● EXERCISE OBJECTIVE
Recast the data below as a JSON list of strings, one string per line, leaving out any blank lines.

····················

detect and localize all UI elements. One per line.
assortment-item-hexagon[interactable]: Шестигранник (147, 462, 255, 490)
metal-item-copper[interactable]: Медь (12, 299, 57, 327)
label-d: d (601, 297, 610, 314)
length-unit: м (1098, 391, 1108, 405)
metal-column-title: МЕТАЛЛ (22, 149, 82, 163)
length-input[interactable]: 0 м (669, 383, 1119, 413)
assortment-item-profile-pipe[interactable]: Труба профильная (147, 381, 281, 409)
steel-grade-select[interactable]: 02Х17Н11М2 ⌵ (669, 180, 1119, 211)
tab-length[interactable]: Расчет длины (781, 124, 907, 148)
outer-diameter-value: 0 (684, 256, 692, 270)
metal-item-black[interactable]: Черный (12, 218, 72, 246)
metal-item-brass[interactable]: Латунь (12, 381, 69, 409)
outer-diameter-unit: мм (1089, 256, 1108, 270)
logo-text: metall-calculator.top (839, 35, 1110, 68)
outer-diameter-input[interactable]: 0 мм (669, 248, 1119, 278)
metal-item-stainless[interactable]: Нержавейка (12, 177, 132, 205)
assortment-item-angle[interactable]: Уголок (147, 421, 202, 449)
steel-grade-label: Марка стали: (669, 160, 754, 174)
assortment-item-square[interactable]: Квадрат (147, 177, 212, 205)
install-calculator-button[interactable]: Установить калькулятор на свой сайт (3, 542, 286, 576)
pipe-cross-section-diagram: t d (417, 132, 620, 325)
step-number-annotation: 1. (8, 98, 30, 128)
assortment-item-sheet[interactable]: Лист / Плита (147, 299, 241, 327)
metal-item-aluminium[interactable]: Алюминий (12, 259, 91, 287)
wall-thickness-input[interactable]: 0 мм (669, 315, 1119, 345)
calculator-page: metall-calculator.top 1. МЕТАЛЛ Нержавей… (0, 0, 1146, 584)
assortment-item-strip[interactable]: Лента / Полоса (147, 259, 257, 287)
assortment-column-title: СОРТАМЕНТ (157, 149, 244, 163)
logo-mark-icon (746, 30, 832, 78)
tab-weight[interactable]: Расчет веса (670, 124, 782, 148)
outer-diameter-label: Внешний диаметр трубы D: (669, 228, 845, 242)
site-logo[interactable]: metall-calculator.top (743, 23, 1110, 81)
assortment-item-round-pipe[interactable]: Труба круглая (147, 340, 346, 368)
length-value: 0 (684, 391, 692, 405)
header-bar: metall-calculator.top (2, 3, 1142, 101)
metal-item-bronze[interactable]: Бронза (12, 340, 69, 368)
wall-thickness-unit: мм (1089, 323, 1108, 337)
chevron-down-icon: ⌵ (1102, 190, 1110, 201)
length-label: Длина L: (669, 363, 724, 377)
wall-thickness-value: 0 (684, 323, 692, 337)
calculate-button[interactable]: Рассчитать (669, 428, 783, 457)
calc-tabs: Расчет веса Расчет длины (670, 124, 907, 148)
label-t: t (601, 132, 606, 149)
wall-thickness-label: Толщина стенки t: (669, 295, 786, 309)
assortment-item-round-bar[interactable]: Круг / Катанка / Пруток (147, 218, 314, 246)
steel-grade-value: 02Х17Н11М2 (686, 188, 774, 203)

····················

● FINAL RESULT
[
  "detect and localize all UI elements. One per line.",
  "assortment-item-hexagon[interactable]: Шестигранник (147, 462, 255, 490)",
  "metal-item-copper[interactable]: Медь (12, 299, 57, 327)",
  "label-d: d (601, 297, 610, 314)",
  "length-unit: м (1098, 391, 1108, 405)",
  "metal-column-title: МЕТАЛЛ (22, 149, 82, 163)",
  "length-input[interactable]: 0 м (669, 383, 1119, 413)",
  "assortment-item-profile-pipe[interactable]: Труба профильная (147, 381, 281, 409)",
  "steel-grade-select[interactable]: 02Х17Н11М2 ⌵ (669, 180, 1119, 211)",
  "tab-length[interactable]: Расчет длины (781, 124, 907, 148)",
  "outer-diameter-value: 0 (684, 256, 692, 270)",
  "metal-item-black[interactable]: Черный (12, 218, 72, 246)",
  "metal-item-brass[interactable]: Латунь (12, 381, 69, 409)",
  "outer-diameter-unit: мм (1089, 256, 1108, 270)",
  "logo-text: metall-calculator.top (839, 35, 1110, 68)",
  "outer-diameter-input[interactable]: 0 мм (669, 248, 1119, 278)",
  "metal-item-stainless[interactable]: Нержавейка (12, 177, 132, 205)",
  "assortment-item-angle[interactable]: Уголок (147, 421, 202, 449)",
  "steel-grade-label: Марка стали: (669, 160, 754, 174)",
  "assortment-item-square[interactable]: Квадрат (147, 177, 212, 205)",
  "install-calculator-button[interactable]: Установить калькулятор на свой сайт (3, 542, 286, 576)",
  "pipe-cross-section-diagram: t d (417, 132, 620, 325)",
  "step-number-annotation: 1. (8, 98, 30, 128)",
  "assortment-item-sheet[interactable]: Лист / Плита (147, 299, 241, 327)",
  "metal-item-aluminium[interactable]: Алюминий (12, 259, 91, 287)",
  "wall-thickness-input[interactable]: 0 мм (669, 315, 1119, 345)",
  "calculator-page: metall-calculator.top 1. МЕТАЛЛ Нержавей… (0, 0, 1146, 584)",
  "assortment-item-strip[interactable]: Лента / Полоса (147, 259, 257, 287)",
  "assortment-column-title: СОРТАМЕНТ (157, 149, 244, 163)",
  "logo-mark-icon (746, 30, 832, 78)",
  "tab-weight[interactable]: Расчет веса (670, 124, 782, 148)",
  "outer-diameter-label: Внешний диаметр трубы D: (669, 228, 845, 242)",
  "site-logo[interactable]: metall-calculator.top (743, 23, 1110, 81)",
  "assortment-item-round-pipe[interactable]: Труба круглая (147, 340, 346, 368)",
  "length-value: 0 (684, 391, 692, 405)",
  "header-bar: metall-calculator.top (2, 3, 1142, 101)",
  "metal-item-bronze[interactable]: Бронза (12, 340, 69, 368)",
  "wall-thickness-unit: мм (1089, 323, 1108, 337)",
  "chevron-down-icon: ⌵ (1102, 190, 1110, 201)",
  "length-label: Длина L: (669, 363, 724, 377)",
  "wall-thickness-value: 0 (684, 323, 692, 337)",
  "calculate-button[interactable]: Рассчитать (669, 428, 783, 457)",
  "calc-tabs: Расчет веса Расчет длины (670, 124, 907, 148)",
  "label-t: t (601, 132, 606, 149)",
  "wall-thickness-label: Толщина стенки t: (669, 295, 786, 309)",
  "assortment-item-round-bar[interactable]: Круг / Катанка / Пруток (147, 218, 314, 246)",
  "steel-grade-value: 02Х17Н11М2 (686, 188, 774, 203)"
]